- Données disponibles -
◇ ◇ ◇ ◇ ◇ ◇ ◇
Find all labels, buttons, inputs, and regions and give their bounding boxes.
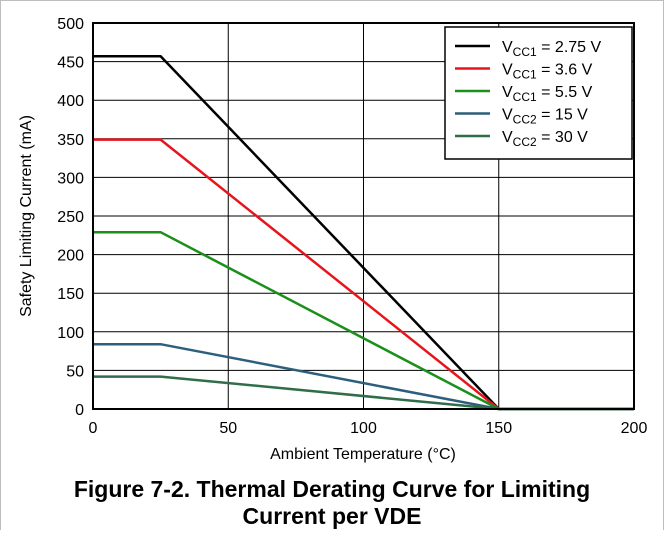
legend-label-3: VCC1 = 5.5 V — [502, 84, 593, 104]
grid-lines — [92, 22, 635, 410]
legend-label-main: V — [502, 84, 513, 101]
legend-label-value: = 3.6 V — [537, 62, 593, 79]
y-tick-label: 300 — [57, 170, 84, 187]
legend-label-subscript: CC2 — [513, 113, 537, 127]
y-tick-label: 500 — [57, 16, 84, 33]
y-tick-label: 0 — [75, 402, 84, 419]
y-tick-label: 250 — [57, 209, 84, 226]
legend-label-1: VCC1 = 2.75 V — [502, 39, 602, 59]
legend-label-subscript: CC2 — [513, 135, 537, 149]
legend-label-subscript: CC1 — [513, 45, 537, 59]
legend-label-main: V — [502, 107, 513, 124]
x-tick-label: 50 — [219, 420, 237, 437]
y-tick-label: 350 — [57, 132, 84, 149]
legend-label-value: = 30 V — [537, 129, 588, 146]
y-tick-labels: 0 50 100 150 200 250 300 350 400 450 500 — [57, 16, 84, 419]
legend-label-main: V — [502, 129, 513, 146]
derating-chart: 0 50 100 150 200 0 50 100 150 200 250 300 350 400 450… — [18, 16, 648, 463]
legend-label-subscript: CC1 — [513, 68, 537, 82]
y-tick-label: 50 — [66, 363, 84, 380]
legend-label-value: = 2.75 V — [537, 39, 602, 56]
y-axis-label: Safety Limiting Current (mA) — [18, 115, 35, 317]
x-axis-label: Ambient Temperature (°C) — [270, 446, 456, 463]
legend-label-2: VCC1 = 3.6 V — [502, 62, 593, 82]
legend-label-main: V — [502, 62, 513, 79]
y-tick-label: 100 — [57, 325, 84, 342]
legend-label-5: VCC2 = 30 V — [502, 129, 588, 149]
y-tick-label: 200 — [57, 248, 84, 265]
x-tick-label: 200 — [621, 420, 648, 437]
legend-label-main: V — [502, 39, 513, 56]
x-tick-labels: 0 50 100 150 200 — [89, 420, 648, 437]
y-tick-label: 400 — [57, 93, 84, 110]
y-tick-label: 450 — [57, 55, 84, 72]
plot-border — [92, 22, 635, 410]
legend-label-4: VCC2 = 15 V — [502, 107, 588, 127]
x-tick-label: 100 — [350, 420, 377, 437]
legend-label-subscript: CC1 — [513, 90, 537, 104]
x-tick-label: 0 — [89, 420, 98, 437]
legend-label-value: = 15 V — [537, 107, 588, 124]
figure-frame-left — [0, 0, 1, 530]
legend-label-value: = 5.5 V — [537, 84, 593, 101]
figure-frame-top — [0, 0, 664, 1]
caption-line-2: Current per VDE — [242, 503, 422, 529]
x-tick-label: 150 — [485, 420, 512, 437]
y-tick-label: 150 — [57, 286, 84, 303]
caption-line-1: Figure 7-2. Thermal Derating Curve for L… — [73, 476, 591, 502]
figure-caption: Figure 7-2. Thermal Derating Curve for L… — [0, 476, 664, 530]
◇ ◇ ◇ ◇ ◇ ◇ ◇
- Consigne -
Présentez toutes les lignes du matériel ci-dessus sous forme de liste numérotée, sans les lignes vides. Laissez les images de côté dans votre réponse.

- Corrigé -
1. Find all labels, buttons, inputs, and regions and give their bounding boxes.
2. legend-label-3: VCC1 = 5.5 V — [502, 84, 593, 104]
3. grid-lines — [92, 22, 635, 410]
4. legend-label-main: V — [502, 84, 513, 101]
5. legend-label-value: = 3.6 V — [537, 62, 593, 79]
6. y-tick-label: 300 — [57, 170, 84, 187]
7. legend-label-subscript: CC2 — [513, 113, 537, 127]
8. y-tick-label: 500 — [57, 16, 84, 33]
9. y-tick-label: 0 — [75, 402, 84, 419]
10. y-tick-label: 250 — [57, 209, 84, 226]
11. legend-label-1: VCC1 = 2.75 V — [502, 39, 602, 59]
12. legend-label-subscript: CC2 — [513, 135, 537, 149]
13. legend-label-subscript: CC1 — [513, 45, 537, 59]
14. legend-label-main: V — [502, 107, 513, 124]
15. x-tick-label: 50 — [219, 420, 237, 437]
16. y-tick-label: 350 — [57, 132, 84, 149]
17. legend-label-value: = 30 V — [537, 129, 588, 146]
18. y-tick-labels: 0 50 100 150 200 250 300 350 400 450 500 — [57, 16, 84, 419]
19. legend-label-main: V — [502, 129, 513, 146]
20. derating-chart: 0 50 100 150 200 0 50 100 150 200 250 300 350 400 450… — [18, 16, 648, 463]
21. legend-label-subscript: CC1 — [513, 68, 537, 82]
22. y-tick-label: 50 — [66, 363, 84, 380]
23. legend-label-value: = 2.75 V — [537, 39, 602, 56]
24. y-axis-label: Safety Limiting Current (mA) — [18, 115, 35, 317]
25. x-axis-label: Ambient Temperature (°C) — [270, 446, 456, 463]
26. legend-label-2: VCC1 = 3.6 V — [502, 62, 593, 82]
27. legend-label-main: V — [502, 62, 513, 79]
28. y-tick-label: 100 — [57, 325, 84, 342]
29. legend-label-5: VCC2 = 30 V — [502, 129, 588, 149]
30. y-tick-label: 200 — [57, 248, 84, 265]
31. x-tick-label: 200 — [621, 420, 648, 437]
32. legend-label-main: V — [502, 39, 513, 56]
33. x-tick-labels: 0 50 100 150 200 — [89, 420, 648, 437]
34. y-tick-label: 400 — [57, 93, 84, 110]
35. y-tick-label: 450 — [57, 55, 84, 72]
36. plot-border — [92, 22, 635, 410]
37. legend-label-4: VCC2 = 15 V — [502, 107, 588, 127]
38. x-tick-label: 100 — [350, 420, 377, 437]
39. legend-label-subscript: CC1 — [513, 90, 537, 104]
40. x-tick-label: 0 — [89, 420, 98, 437]
41. legend-label-value: = 15 V — [537, 107, 588, 124]
42. figure-frame-left — [0, 0, 1, 530]
43. legend-label-value: = 5.5 V — [537, 84, 593, 101]
44. figure-frame-top — [0, 0, 664, 1]
45. caption-line-2: Current per VDE — [242, 503, 422, 529]
46. x-tick-label: 150 — [485, 420, 512, 437]
47. y-tick-label: 150 — [57, 286, 84, 303]
48. caption-line-1: Figure 7-2. Thermal Derating Curve for L… — [73, 476, 591, 502]
49. figure-caption: Figure 7-2. Thermal Derating Curve for L… — [0, 476, 664, 530]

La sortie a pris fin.